:: SUPPLIED ENTRIES ::
==============================

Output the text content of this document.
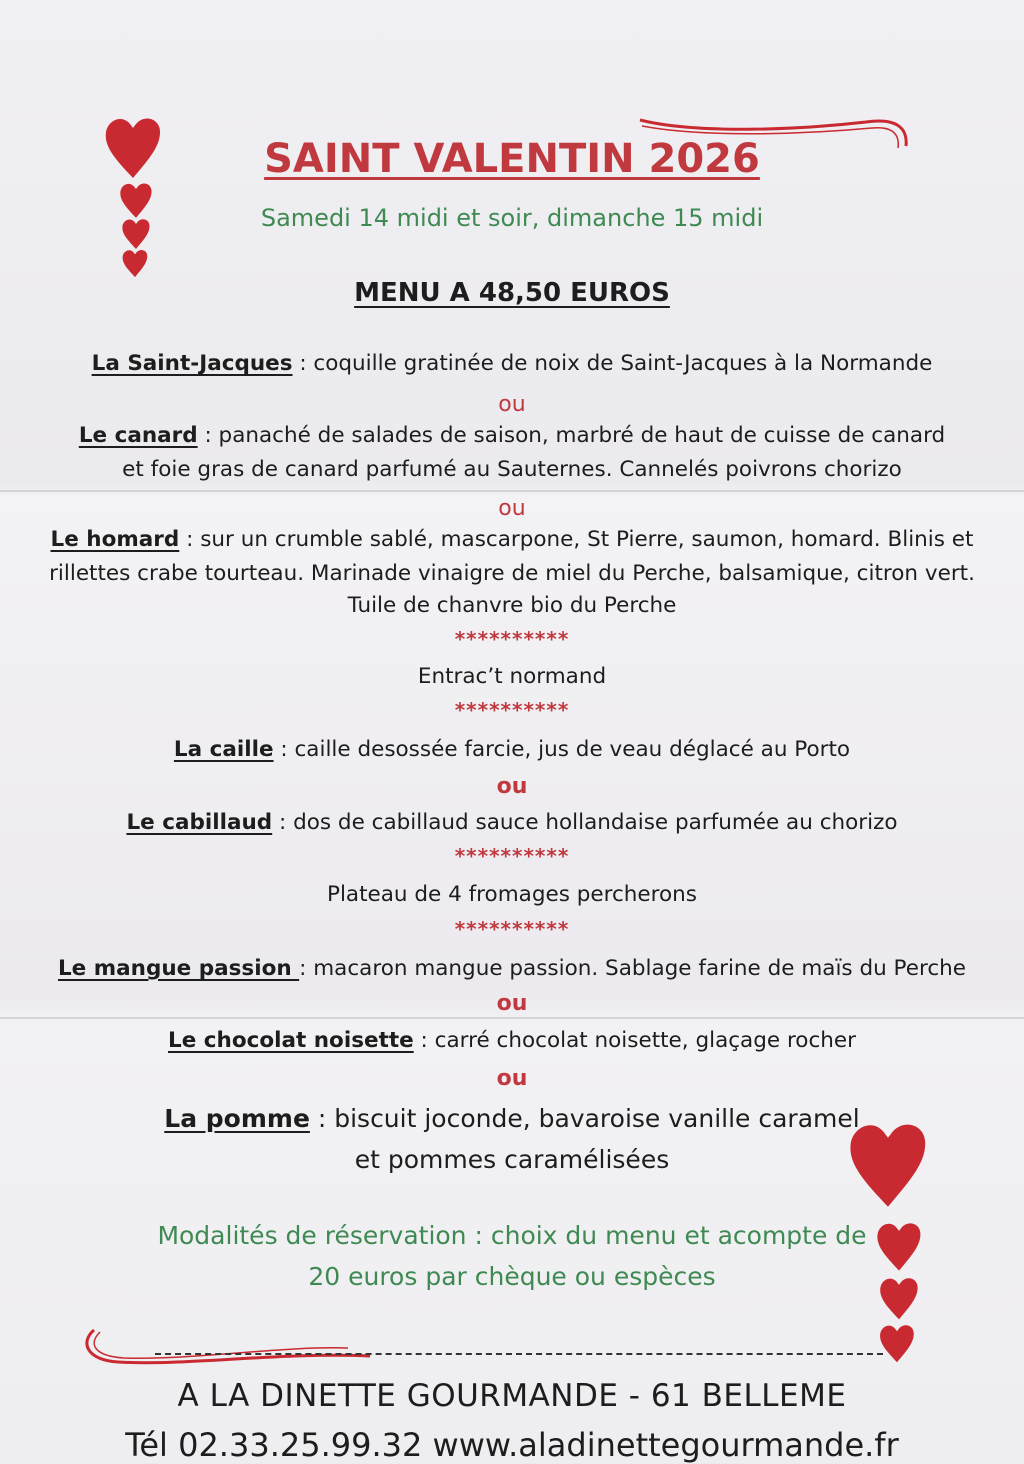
SAINT VALENTIN 2026
Samedi 14 midi et soir, dimanche 15 midi
MENU A 48,50 EUROS
La Saint-Jacques : coquille gratinée de noix de Saint-Jacques à la Normande
ou
Le canard : panaché de salades de saison, marbré de haut de cuisse de canard
et foie gras de canard parfumé au Sauternes. Cannelés poivrons chorizo
ou
Le homard : sur un crumble sablé, mascarpone, St Pierre, saumon, homard. Blinis et
rillettes crabe tourteau. Marinade vinaigre de miel du Perche, balsamique, citron vert.
Tuile de chanvre bio du Perche
**********
Entrac’t normand
**********
La caille : caille desossée farcie, jus de veau déglacé au Porto
ou
Le cabillaud : dos de cabillaud sauce hollandaise parfumée au chorizo
**********
Plateau de 4 fromages percherons
**********
Le mangue passion : macaron mangue passion. Sablage farine de maïs du Perche
ou
Le chocolat noisette : carré chocolat noisette, glaçage rocher
ou
La pomme : biscuit joconde, bavaroise vanille caramel
et pommes caramélisées
Modalités de réservation : choix du menu et acompte de
20 euros par chèque ou espèces
A LA DINETTE GOURMANDE - 61 BELLEME
Tél 02.33.25.99.32 www.aladinettegourmande.fr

==============================

:: TASK ::
Write out each line again precisely as it appears, skipping every picture.

:: EXERCISE ANSWER ::
Output the text content of this document.
SAINT VALENTIN 2026
Samedi 14 midi et soir, dimanche 15 midi
MENU A 48,50 EUROS
La Saint-Jacques : coquille gratinée de noix de Saint-Jacques à la Normande
ou
Le canard : panaché de salades de saison, marbré de haut de cuisse de canard
et foie gras de canard parfumé au Sauternes. Cannelés poivrons chorizo
ou
Le homard : sur un crumble sablé, mascarpone, St Pierre, saumon, homard. Blinis et
rillettes crabe tourteau. Marinade vinaigre de miel du Perche, balsamique, citron vert.
Tuile de chanvre bio du Perche
**********
Entrac’t normand
**********
La caille : caille desossée farcie, jus de veau déglacé au Porto
ou
Le cabillaud : dos de cabillaud sauce hollandaise parfumée au chorizo
**********
Plateau de 4 fromages percherons
**********
Le mangue passion : macaron mangue passion. Sablage farine de maïs du Perche
ou
Le chocolat noisette : carré chocolat noisette, glaçage rocher
ou
La pomme : biscuit joconde, bavaroise vanille caramel
et pommes caramélisées
Modalités de réservation : choix du menu et acompte de
20 euros par chèque ou espèces
A LA DINETTE GOURMANDE - 61 BELLEME
Tél 02.33.25.99.32 www.aladinettegourmande.fr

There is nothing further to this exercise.